- _Exercise instructions_: Say how many lines hold the string "plain"; please write nothing but the number.

++++ Material for this task ++++

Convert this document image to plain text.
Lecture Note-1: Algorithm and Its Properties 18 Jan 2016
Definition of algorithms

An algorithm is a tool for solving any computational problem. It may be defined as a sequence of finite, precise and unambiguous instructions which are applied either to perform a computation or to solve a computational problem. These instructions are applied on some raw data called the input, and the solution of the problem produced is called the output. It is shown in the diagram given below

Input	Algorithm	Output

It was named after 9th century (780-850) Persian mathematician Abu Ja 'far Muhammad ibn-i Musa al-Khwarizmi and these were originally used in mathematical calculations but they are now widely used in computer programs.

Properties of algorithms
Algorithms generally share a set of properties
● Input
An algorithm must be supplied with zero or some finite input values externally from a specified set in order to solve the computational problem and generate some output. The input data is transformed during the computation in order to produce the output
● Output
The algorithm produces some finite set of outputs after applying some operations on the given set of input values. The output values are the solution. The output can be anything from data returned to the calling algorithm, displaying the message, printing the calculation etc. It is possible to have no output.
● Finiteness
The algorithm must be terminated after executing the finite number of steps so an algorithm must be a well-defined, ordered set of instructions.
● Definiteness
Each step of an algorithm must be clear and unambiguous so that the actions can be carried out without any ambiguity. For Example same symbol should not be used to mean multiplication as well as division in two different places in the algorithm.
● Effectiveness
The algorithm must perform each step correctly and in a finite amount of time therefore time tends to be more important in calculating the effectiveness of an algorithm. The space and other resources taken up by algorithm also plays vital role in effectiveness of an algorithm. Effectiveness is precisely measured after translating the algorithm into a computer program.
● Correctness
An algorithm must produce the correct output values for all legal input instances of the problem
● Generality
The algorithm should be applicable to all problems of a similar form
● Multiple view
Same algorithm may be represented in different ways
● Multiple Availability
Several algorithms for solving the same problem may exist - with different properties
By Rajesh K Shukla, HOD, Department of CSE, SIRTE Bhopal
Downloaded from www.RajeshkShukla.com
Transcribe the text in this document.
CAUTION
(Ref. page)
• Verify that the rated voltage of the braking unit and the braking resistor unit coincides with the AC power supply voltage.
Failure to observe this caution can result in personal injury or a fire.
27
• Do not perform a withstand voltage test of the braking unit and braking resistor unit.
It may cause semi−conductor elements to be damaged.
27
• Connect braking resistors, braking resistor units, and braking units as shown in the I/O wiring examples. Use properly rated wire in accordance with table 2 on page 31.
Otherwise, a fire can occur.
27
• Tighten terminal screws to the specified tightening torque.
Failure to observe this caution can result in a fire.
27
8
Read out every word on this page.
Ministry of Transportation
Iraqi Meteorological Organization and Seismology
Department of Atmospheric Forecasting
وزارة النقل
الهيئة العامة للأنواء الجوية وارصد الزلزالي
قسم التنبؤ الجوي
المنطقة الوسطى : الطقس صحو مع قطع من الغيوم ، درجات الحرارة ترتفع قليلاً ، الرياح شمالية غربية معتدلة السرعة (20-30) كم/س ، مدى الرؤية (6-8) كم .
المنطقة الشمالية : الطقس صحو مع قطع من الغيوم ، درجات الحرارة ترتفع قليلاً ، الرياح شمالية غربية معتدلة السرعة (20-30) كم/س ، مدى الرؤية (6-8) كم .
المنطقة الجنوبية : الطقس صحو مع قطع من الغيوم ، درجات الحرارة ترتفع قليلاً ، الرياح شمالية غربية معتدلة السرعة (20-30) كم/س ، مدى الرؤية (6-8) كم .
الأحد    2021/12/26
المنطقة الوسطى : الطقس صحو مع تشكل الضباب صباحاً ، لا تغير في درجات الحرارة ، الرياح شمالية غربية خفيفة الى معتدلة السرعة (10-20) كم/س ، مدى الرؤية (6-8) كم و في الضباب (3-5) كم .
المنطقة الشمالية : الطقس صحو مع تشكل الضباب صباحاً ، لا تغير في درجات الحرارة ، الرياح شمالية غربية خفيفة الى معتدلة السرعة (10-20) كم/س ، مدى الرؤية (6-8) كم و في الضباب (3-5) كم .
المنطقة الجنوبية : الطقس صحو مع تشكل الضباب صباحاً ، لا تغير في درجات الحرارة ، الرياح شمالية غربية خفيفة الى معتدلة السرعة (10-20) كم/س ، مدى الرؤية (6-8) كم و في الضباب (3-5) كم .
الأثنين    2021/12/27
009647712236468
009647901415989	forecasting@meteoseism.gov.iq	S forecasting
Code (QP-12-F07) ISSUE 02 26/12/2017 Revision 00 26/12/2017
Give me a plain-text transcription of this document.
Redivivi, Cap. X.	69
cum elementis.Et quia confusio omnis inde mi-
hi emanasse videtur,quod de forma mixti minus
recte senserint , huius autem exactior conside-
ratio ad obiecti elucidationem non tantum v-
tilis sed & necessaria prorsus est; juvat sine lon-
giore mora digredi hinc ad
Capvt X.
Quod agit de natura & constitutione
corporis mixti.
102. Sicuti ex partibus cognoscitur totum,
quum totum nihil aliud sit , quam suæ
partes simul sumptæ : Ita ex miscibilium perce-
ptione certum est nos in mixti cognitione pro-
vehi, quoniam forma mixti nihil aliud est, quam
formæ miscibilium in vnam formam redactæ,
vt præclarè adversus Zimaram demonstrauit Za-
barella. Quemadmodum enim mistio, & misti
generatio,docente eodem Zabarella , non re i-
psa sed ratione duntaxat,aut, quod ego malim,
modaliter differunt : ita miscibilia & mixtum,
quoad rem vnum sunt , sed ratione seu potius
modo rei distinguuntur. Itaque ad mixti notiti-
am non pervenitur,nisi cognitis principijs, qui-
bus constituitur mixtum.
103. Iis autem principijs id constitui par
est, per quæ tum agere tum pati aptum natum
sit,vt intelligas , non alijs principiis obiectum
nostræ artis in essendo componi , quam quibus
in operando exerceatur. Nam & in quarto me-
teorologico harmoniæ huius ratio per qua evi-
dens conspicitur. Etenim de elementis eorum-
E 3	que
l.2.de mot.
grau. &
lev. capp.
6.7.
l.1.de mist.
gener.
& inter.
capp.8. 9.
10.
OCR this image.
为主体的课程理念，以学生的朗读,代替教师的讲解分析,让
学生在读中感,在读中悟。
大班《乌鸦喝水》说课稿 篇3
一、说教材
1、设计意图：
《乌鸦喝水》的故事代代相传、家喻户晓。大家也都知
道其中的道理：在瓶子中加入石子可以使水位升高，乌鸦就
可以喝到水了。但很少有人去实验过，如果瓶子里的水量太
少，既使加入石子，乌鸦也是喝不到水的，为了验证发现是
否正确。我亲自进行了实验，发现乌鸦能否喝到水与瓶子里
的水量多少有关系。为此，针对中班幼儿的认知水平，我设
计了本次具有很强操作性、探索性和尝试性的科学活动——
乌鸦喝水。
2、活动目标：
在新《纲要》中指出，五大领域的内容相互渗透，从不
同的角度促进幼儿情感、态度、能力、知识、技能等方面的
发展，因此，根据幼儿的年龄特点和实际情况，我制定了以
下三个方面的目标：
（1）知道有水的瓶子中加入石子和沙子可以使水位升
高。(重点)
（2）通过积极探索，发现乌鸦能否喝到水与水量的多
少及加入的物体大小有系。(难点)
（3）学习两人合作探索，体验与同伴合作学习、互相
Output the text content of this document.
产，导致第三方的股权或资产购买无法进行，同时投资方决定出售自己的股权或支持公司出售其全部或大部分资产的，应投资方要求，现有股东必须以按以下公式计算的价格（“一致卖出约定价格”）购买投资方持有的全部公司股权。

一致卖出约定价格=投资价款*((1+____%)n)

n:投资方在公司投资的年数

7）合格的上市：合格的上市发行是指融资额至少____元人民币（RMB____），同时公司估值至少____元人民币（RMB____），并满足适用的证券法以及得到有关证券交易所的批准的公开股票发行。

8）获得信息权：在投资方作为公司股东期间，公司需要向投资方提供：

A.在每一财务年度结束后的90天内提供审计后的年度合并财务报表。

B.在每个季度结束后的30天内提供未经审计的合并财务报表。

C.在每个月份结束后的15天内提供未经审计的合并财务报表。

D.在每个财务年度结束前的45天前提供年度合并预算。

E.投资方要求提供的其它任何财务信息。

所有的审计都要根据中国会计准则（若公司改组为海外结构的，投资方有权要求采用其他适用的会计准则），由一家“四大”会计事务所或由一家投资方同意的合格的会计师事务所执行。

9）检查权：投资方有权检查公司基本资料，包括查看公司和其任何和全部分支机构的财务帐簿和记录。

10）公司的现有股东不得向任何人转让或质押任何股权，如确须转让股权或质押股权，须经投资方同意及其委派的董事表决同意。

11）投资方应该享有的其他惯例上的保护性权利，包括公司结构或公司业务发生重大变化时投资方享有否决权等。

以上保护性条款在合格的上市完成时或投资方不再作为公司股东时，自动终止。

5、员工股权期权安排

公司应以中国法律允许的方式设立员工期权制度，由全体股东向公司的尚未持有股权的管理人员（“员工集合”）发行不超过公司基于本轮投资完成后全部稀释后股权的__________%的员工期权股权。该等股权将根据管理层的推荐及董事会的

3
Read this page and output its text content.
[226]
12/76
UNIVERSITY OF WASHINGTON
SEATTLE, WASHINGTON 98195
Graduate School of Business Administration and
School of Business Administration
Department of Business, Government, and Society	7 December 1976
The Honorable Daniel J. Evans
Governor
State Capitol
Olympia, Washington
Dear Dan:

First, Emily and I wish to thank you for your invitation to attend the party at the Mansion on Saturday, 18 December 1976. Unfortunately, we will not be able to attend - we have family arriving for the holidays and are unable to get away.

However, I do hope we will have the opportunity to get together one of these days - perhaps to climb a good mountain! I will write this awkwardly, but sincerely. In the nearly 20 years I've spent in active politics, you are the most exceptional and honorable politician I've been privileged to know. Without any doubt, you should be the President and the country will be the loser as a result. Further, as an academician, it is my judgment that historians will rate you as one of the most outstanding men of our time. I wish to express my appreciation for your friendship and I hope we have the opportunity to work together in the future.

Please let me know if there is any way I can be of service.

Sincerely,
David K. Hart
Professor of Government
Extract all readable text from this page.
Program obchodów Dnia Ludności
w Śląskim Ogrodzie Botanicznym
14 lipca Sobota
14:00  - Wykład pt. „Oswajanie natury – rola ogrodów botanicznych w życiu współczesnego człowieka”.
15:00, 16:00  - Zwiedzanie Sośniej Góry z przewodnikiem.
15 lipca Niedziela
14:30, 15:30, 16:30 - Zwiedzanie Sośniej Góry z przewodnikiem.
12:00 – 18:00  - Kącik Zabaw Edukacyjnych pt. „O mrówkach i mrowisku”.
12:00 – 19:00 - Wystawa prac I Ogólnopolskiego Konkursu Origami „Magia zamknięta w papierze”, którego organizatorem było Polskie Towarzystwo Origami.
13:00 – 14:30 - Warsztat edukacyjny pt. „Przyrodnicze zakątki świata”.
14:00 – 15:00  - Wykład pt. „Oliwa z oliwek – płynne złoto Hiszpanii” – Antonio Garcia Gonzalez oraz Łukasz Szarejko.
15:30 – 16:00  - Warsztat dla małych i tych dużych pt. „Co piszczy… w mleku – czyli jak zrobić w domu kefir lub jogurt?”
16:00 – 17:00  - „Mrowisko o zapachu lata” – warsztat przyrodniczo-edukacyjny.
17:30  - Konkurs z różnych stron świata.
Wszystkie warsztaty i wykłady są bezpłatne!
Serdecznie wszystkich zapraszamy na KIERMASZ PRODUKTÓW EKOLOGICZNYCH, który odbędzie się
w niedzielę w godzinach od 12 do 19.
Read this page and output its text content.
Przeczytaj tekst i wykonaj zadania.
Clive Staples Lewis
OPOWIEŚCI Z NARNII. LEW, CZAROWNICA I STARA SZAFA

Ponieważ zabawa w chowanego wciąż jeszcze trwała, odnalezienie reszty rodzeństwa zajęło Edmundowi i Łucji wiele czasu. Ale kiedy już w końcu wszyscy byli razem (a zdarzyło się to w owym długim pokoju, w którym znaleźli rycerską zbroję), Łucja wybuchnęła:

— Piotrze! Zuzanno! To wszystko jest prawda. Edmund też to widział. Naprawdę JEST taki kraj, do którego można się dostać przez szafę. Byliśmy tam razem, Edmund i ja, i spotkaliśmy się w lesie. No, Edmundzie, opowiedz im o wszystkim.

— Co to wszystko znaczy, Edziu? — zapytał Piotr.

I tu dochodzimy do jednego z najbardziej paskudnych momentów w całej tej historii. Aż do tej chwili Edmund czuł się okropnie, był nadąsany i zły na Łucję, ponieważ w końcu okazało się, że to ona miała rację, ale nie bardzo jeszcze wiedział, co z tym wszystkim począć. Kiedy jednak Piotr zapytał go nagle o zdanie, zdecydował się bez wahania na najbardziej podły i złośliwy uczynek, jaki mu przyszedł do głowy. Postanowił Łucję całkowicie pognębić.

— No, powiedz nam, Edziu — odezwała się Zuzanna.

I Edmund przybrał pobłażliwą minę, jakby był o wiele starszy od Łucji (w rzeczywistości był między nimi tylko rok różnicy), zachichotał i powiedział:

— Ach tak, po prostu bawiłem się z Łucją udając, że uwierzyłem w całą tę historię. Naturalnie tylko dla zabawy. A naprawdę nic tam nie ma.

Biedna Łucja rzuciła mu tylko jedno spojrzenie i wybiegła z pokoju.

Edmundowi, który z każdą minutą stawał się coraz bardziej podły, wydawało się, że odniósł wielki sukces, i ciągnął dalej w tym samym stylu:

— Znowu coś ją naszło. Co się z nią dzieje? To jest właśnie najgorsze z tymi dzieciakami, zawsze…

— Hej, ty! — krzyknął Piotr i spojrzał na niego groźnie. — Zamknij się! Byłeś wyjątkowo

++++

- _Worked answer_: 2